THE REQUEST: Give every line below again, exactly.

>> start

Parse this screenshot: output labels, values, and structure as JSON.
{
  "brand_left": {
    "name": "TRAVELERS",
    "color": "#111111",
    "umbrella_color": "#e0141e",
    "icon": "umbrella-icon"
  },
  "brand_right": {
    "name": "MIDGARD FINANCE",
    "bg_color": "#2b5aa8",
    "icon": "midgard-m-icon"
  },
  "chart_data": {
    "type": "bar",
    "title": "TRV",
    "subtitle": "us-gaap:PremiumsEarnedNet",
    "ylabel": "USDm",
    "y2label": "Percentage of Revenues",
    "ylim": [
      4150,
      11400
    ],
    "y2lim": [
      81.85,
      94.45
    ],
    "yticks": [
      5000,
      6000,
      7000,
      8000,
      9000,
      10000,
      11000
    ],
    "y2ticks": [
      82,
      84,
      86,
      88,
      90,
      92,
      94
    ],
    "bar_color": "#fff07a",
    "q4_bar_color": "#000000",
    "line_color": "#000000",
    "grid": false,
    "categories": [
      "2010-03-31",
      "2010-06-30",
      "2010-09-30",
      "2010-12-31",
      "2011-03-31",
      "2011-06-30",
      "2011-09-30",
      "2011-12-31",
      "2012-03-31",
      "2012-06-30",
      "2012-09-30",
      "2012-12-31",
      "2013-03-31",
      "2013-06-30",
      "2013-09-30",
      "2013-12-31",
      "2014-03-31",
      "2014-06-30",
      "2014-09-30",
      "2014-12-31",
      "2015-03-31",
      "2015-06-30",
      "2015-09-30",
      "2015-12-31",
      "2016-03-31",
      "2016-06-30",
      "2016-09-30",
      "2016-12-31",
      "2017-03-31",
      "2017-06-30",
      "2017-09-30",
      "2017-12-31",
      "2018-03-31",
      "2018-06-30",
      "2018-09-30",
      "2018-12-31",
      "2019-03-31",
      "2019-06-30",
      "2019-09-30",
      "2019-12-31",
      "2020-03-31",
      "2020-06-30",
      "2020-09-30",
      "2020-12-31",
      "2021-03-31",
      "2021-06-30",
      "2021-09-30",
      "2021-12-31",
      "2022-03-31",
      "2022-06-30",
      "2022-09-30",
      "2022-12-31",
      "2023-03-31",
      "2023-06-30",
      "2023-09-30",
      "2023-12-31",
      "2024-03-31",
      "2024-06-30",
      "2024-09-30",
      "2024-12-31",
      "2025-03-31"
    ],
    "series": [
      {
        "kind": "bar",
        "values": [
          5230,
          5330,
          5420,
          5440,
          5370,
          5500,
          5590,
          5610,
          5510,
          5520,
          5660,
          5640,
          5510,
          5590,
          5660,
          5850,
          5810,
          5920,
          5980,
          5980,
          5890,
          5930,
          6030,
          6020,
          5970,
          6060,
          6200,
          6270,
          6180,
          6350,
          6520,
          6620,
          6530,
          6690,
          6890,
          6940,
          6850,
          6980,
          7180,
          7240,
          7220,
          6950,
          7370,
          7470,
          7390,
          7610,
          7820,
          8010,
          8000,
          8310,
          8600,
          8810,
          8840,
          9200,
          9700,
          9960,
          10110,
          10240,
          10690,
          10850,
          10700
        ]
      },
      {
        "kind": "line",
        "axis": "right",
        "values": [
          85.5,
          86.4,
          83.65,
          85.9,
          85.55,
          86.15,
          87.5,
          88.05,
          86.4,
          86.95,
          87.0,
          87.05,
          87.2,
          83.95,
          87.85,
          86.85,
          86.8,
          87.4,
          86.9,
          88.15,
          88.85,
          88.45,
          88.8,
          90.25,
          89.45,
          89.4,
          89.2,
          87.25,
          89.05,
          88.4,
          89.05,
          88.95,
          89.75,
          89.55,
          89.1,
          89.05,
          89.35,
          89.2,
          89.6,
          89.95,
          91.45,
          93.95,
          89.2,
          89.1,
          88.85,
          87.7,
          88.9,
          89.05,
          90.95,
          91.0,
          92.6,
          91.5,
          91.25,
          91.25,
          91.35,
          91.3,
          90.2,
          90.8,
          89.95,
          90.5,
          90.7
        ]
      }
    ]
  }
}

>> end

THE REPLY:
Parse this screenshot: output labels, values, and structure as JSON.
{
  "brand_left": {
    "name": "TRAVELERS",
    "color": "#111111",
    "umbrella_color": "#e0141e",
    "icon": "umbrella-icon"
  },
  "brand_right": {
    "name": "MIDGARD FINANCE",
    "bg_color": "#2b5aa8",
    "icon": "midgard-m-icon"
  },
  "chart_data": {
    "type": "bar",
    "title": "TRV",
    "subtitle": "us-gaap:PremiumsEarnedNet",
    "ylabel": "USDm",
    "y2label": "Percentage of Revenues",
    "ylim": [
      4150,
      11400
    ],
    "y2lim": [
      81.85,
      94.45
    ],
    "yticks": [
      5000,
      6000,
      7000,
      8000,
      9000,
      10000,
      11000
    ],
    "y2ticks": [
      82,
      84,
      86,
      88,
      90,
      92,
      94
    ],
    "bar_color": "#fff07a",
    "q4_bar_color": "#000000",
    "line_color": "#000000",
    "grid": false,
    "categories": [
      "2010-03-31",
      "2010-06-30",
      "2010-09-30",
      "2010-12-31",
      "2011-03-31",
      "2011-06-30",
      "2011-09-30",
      "2011-12-31",
      "2012-03-31",
      "2012-06-30",
      "2012-09-30",
      "2012-12-31",
      "2013-03-31",
      "2013-06-30",
      "2013-09-30",
      "2013-12-31",
      "2014-03-31",
      "2014-06-30",
      "2014-09-30",
      "2014-12-31",
      "2015-03-31",
      "2015-06-30",
      "2015-09-30",
      "2015-12-31",
      "2016-03-31",
      "2016-06-30",
      "2016-09-30",
      "2016-12-31",
      "2017-03-31",
      "2017-06-30",
      "2017-09-30",
      "2017-12-31",
      "2018-03-31",
      "2018-06-30",
      "2018-09-30",
      "2018-12-31",
      "2019-03-31",
      "2019-06-30",
      "2019-09-30",
      "2019-12-31",
      "2020-03-31",
      "2020-06-30",
      "2020-09-30",
      "2020-12-31",
      "2021-03-31",
      "2021-06-30",
      "2021-09-30",
      "2021-12-31",
      "2022-03-31",
      "2022-06-30",
      "2022-09-30",
      "2022-12-31",
      "2023-03-31",
      "2023-06-30",
      "2023-09-30",
      "2023-12-31",
      "2024-03-31",
      "2024-06-30",
      "2024-09-30",
      "2024-12-31",
      "2025-03-31"
    ],
    "series": [
      {
        "kind": "bar",
        "values": [
          5230,
          5330,
          5420,
          5440,
          5370,
          5500,
          5590,
          5610,
          5510,
          5520,
          5660,
          5640,
          5510,
          5590,
          5660,
          5850,
          5810,
          5920,
          5980,
          5980,
          5890,
          5930,
          6030,
          6020,
          5970,
          6060,
          6200,
          6270,
          6180,
          6350,
          6520,
          6620,
          6530,
          6690,
          6890,
          6940,
          6850,
          6980,
          7180,
          7240,
          7220,
          6950,
          7370,
          7470,
          7390,
          7610,
          7820,
          8010,
          8000,
          8310,
          8600,
          8810,
          8840,
          9200,
          9700,
          9960,
          10110,
          10240,
          10690,
          10850,
          10700
        ]
      },
      {
        "kind": "line",
        "axis": "right",
        "values": [
          85.5,
          86.4,
          83.65,
          85.9,
          85.55,
          86.15,
          87.5,
          88.05,
          86.4,
          86.95,
          87.0,
          87.05,
          87.2,
          83.95,
          87.85,
          86.85,
          86.8,
          87.4,
          86.9,
          88.15,
          88.85,
          88.45,
          88.8,
          90.25,
          89.45,
          89.4,
          89.2,
          87.25,
          89.05,
          88.4,
          89.05,
          88.95,
          89.75,
          89.55,
          89.1,
          89.05,
          89.35,
          89.2,
          89.6,
          89.95,
          91.45,
          93.95,
          89.2,
          89.1,
          88.85,
          87.7,
          88.9,
          89.05,
          90.95,
          91.0,
          92.6,
          91.5,
          91.25,
          91.25,
          91.35,
          91.3,
          90.2,
          90.8,
          89.95,
          90.5,
          90.7
        ]
      }
    ]
  }
}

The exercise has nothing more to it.